Exercise description:
Work out how many lines of the listing hold the string "Version". Answer with that number alone.

Data shown start

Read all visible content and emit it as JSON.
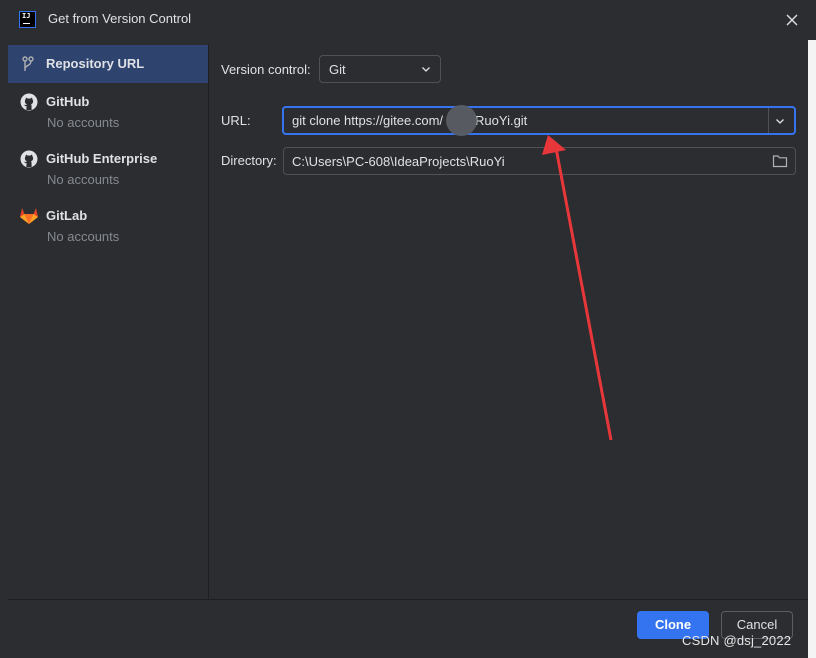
{
  "window": {
    "title": "Get from Version Control",
    "close_glyph": "✕"
  },
  "sidebar": {
    "items": [
      {
        "label": "Repository URL",
        "icon": "vcs-branch-icon",
        "sub": ""
      },
      {
        "label": "GitHub",
        "icon": "github-icon",
        "sub": "No accounts"
      },
      {
        "label": "GitHub Enterprise",
        "icon": "github-icon",
        "sub": "No accounts"
      },
      {
        "label": "GitLab",
        "icon": "gitlab-icon",
        "sub": "No accounts"
      }
    ]
  },
  "form": {
    "vcs_label": "Version control:",
    "vcs_value": "Git",
    "url_label": "URL:",
    "url_value": "git clone https://gitee.com/RuoYi.git",
    "url_value_left": "git clone https://gitee.com/",
    "url_value_right": "RuoYi.git",
    "dir_label": "Directory:",
    "dir_value": "C:\\Users\\PC-608\\IdeaProjects\\RuoYi"
  },
  "footer": {
    "clone_label": "Clone",
    "cancel_label": "Cancel"
  },
  "watermark": "CSDN @dsj_2022",
  "colors": {
    "accent": "#3574f0",
    "selection": "#2e436e",
    "annotation_arrow": "#e8373a"
  }
}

Data shown end

Right answer:
2